Return all of the entries exactly, with nothing added or left out.
—————
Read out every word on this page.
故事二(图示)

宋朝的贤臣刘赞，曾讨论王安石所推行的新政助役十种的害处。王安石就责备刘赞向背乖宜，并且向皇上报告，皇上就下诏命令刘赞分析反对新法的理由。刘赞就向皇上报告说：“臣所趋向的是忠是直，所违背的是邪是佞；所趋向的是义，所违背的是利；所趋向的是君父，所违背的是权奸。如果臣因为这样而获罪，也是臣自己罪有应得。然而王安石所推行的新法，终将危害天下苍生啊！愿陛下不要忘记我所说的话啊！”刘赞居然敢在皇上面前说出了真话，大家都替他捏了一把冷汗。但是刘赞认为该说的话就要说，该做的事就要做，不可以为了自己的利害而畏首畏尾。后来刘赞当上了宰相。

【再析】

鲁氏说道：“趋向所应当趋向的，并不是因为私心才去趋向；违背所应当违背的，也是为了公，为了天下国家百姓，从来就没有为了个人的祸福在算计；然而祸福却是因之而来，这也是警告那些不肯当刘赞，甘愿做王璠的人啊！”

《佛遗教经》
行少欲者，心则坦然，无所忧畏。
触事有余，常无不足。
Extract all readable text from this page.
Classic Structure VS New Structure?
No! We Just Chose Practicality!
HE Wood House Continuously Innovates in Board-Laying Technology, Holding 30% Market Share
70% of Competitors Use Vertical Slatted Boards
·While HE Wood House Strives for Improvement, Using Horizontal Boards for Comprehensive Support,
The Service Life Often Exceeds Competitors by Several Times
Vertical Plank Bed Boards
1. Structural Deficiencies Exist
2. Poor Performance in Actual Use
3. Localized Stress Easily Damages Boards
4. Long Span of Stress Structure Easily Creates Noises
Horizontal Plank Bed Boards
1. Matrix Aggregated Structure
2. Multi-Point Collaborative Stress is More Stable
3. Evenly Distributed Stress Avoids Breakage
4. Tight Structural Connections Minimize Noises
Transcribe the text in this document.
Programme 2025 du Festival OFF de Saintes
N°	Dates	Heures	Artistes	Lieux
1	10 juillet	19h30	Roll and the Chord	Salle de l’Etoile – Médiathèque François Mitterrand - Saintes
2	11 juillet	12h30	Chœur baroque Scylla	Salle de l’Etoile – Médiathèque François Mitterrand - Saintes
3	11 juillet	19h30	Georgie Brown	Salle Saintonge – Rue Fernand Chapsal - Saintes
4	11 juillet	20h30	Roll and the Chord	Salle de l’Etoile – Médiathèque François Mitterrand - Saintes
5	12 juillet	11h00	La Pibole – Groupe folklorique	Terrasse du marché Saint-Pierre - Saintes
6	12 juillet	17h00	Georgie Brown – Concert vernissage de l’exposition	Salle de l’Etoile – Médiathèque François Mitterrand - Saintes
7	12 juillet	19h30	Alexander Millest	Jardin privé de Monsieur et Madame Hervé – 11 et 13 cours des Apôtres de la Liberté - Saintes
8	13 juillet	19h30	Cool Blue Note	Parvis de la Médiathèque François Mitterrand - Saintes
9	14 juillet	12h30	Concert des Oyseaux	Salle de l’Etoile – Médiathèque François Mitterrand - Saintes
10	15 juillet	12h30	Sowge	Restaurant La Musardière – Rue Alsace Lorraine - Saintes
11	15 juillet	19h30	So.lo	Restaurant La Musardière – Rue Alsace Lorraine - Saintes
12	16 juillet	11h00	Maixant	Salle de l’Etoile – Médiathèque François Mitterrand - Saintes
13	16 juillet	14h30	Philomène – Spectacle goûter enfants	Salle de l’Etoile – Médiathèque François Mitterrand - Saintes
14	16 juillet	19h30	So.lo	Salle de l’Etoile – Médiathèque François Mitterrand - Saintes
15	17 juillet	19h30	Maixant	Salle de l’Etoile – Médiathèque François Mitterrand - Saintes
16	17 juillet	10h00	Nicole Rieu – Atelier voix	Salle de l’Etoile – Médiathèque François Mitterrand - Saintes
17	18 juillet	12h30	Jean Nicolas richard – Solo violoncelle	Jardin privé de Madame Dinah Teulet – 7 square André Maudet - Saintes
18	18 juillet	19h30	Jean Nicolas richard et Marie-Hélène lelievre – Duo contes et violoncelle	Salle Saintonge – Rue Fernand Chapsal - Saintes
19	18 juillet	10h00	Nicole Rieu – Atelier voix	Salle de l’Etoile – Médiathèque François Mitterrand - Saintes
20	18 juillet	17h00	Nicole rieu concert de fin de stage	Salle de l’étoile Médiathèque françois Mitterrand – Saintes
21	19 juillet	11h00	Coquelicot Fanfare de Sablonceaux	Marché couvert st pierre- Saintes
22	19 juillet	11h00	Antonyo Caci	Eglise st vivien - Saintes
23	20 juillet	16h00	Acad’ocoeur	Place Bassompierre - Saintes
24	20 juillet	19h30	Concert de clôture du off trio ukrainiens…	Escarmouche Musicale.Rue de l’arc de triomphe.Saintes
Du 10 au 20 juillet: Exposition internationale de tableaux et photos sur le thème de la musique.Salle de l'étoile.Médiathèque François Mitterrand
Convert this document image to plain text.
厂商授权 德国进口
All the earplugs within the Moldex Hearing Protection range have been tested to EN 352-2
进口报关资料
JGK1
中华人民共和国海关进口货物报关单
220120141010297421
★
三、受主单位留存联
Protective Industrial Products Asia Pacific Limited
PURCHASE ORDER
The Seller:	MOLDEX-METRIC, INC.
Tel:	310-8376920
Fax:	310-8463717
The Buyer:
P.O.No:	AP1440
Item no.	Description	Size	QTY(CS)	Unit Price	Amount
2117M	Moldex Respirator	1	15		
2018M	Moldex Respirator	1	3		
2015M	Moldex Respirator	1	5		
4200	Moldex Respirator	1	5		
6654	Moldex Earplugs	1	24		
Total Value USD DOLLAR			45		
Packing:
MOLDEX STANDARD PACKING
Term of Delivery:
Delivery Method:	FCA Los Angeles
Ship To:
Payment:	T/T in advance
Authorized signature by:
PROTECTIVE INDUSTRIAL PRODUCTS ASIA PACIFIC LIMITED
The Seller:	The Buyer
—————
-- EXERCISE RESULT --
Read out every word on this page.
故事二(图示)

宋朝的贤臣刘赞，曾讨论王安石所推行的新政助役十种的害处。王安石就责备刘赞向背乖宜，并且向皇上报告，皇上就下诏命令刘赞分析反对新法的理由。刘赞就向皇上报告说：“臣所趋向的是忠是直，所违背的是邪是佞；所趋向的是义，所违背的是利；所趋向的是君父，所违背的是权奸。如果臣因为这样而获罪，也是臣自己罪有应得。然而王安石所推行的新法，终将危害天下苍生啊！愿陛下不要忘记我所说的话啊！”刘赞居然敢在皇上面前说出了真话，大家都替他捏了一把冷汗。但是刘赞认为该说的话就要说，该做的事就要做，不可以为了自己的利害而畏首畏尾。后来刘赞当上了宰相。

【再析】

鲁氏说道：“趋向所应当趋向的，并不是因为私心才去趋向；违背所应当违背的，也是为了公，为了天下国家百姓，从来就没有为了个人的祸福在算计；然而祸福却是因之而来，这也是警告那些不肯当刘赞，甘愿做王璠的人啊！”

《佛遗教经》
行少欲者，心则坦然，无所忧畏。
触事有余，常无不足。
Extract all readable text from this page.
Classic Structure VS New Structure?
No! We Just Chose Practicality!
HE Wood House Continuously Innovates in Board-Laying Technology, Holding 30% Market Share
70% of Competitors Use Vertical Slatted Boards
·While HE Wood House Strives for Improvement, Using Horizontal Boards for Comprehensive Support,
The Service Life Often Exceeds Competitors by Several Times
Vertical Plank Bed Boards
1. Structural Deficiencies Exist
2. Poor Performance in Actual Use
3. Localized Stress Easily Damages Boards
4. Long Span of Stress Structure Easily Creates Noises
Horizontal Plank Bed Boards
1. Matrix Aggregated Structure
2. Multi-Point Collaborative Stress is More Stable
3. Evenly Distributed Stress Avoids Breakage
4. Tight Structural Connections Minimize Noises
Transcribe the text in this document.
Programme 2025 du Festival OFF de Saintes
N°	Dates	Heures	Artistes	Lieux
1	10 juillet	19h30	Roll and the Chord	Salle de l’Etoile – Médiathèque François Mitterrand - Saintes
2	11 juillet	12h30	Chœur baroque Scylla	Salle de l’Etoile – Médiathèque François Mitterrand - Saintes
3	11 juillet	19h30	Georgie Brown	Salle Saintonge – Rue Fernand Chapsal - Saintes
4	11 juillet	20h30	Roll and the Chord	Salle de l’Etoile – Médiathèque François Mitterrand - Saintes
5	12 juillet	11h00	La Pibole – Groupe folklorique	Terrasse du marché Saint-Pierre - Saintes
6	12 juillet	17h00	Georgie Brown – Concert vernissage de l’exposition	Salle de l’Etoile – Médiathèque François Mitterrand - Saintes
7	12 juillet	19h30	Alexander Millest	Jardin privé de Monsieur et Madame Hervé – 11 et 13 cours des Apôtres de la Liberté - Saintes
8	13 juillet	19h30	Cool Blue Note	Parvis de la Médiathèque François Mitterrand - Saintes
9	14 juillet	12h30	Concert des Oyseaux	Salle de l’Etoile – Médiathèque François Mitterrand - Saintes
10	15 juillet	12h30	Sowge	Restaurant La Musardière – Rue Alsace Lorraine - Saintes
11	15 juillet	19h30	So.lo	Restaurant La Musardière – Rue Alsace Lorraine - Saintes
12	16 juillet	11h00	Maixant	Salle de l’Etoile – Médiathèque François Mitterrand - Saintes
13	16 juillet	14h30	Philomène – Spectacle goûter enfants	Salle de l’Etoile – Médiathèque François Mitterrand - Saintes
14	16 juillet	19h30	So.lo	Salle de l’Etoile – Médiathèque François Mitterrand - Saintes
15	17 juillet	19h30	Maixant	Salle de l’Etoile – Médiathèque François Mitterrand - Saintes
16	17 juillet	10h00	Nicole Rieu – Atelier voix	Salle de l’Etoile – Médiathèque François Mitterrand - Saintes
17	18 juillet	12h30	Jean Nicolas richard – Solo violoncelle	Jardin privé de Madame Dinah Teulet – 7 square André Maudet - Saintes
18	18 juillet	19h30	Jean Nicolas richard et Marie-Hélène lelievre – Duo contes et violoncelle	Salle Saintonge – Rue Fernand Chapsal - Saintes
19	18 juillet	10h00	Nicole Rieu – Atelier voix	Salle de l’Etoile – Médiathèque François Mitterrand - Saintes
20	18 juillet	17h00	Nicole rieu concert de fin de stage	Salle de l’étoile Médiathèque françois Mitterrand – Saintes
21	19 juillet	11h00	Coquelicot Fanfare de Sablonceaux	Marché couvert st pierre- Saintes
22	19 juillet	11h00	Antonyo Caci	Eglise st vivien - Saintes
23	20 juillet	16h00	Acad’ocoeur	Place Bassompierre - Saintes
24	20 juillet	19h30	Concert de clôture du off trio ukrainiens…	Escarmouche Musicale.Rue de l’arc de triomphe.Saintes
Du 10 au 20 juillet: Exposition internationale de tableaux et photos sur le thème de la musique.Salle de l'étoile.Médiathèque François Mitterrand
Convert this document image to plain text.
厂商授权 德国进口
All the earplugs within the Moldex Hearing Protection range have been tested to EN 352-2
进口报关资料
JGK1
中华人民共和国海关进口货物报关单
220120141010297421
★
三、受主单位留存联
Protective Industrial Products Asia Pacific Limited
PURCHASE ORDER
The Seller:	MOLDEX-METRIC, INC.
Tel:	310-8376920
Fax:	310-8463717
The Buyer:
P.O.No:	AP1440
Item no.	Description	Size	QTY(CS)	Unit Price	Amount
2117M	Moldex Respirator	1	15		
2018M	Moldex Respirator	1	3		
2015M	Moldex Respirator	1	5		
4200	Moldex Respirator	1	5		
6654	Moldex Earplugs	1	24		
Total Value USD DOLLAR			45		
Packing:
MOLDEX STANDARD PACKING
Term of Delivery:
Delivery Method:	FCA Los Angeles
Ship To:
Payment:	T/T in advance
Authorized signature by:
PROTECTIVE INDUSTRIAL PRODUCTS ASIA PACIFIC LIMITED
The Seller:	The Buyer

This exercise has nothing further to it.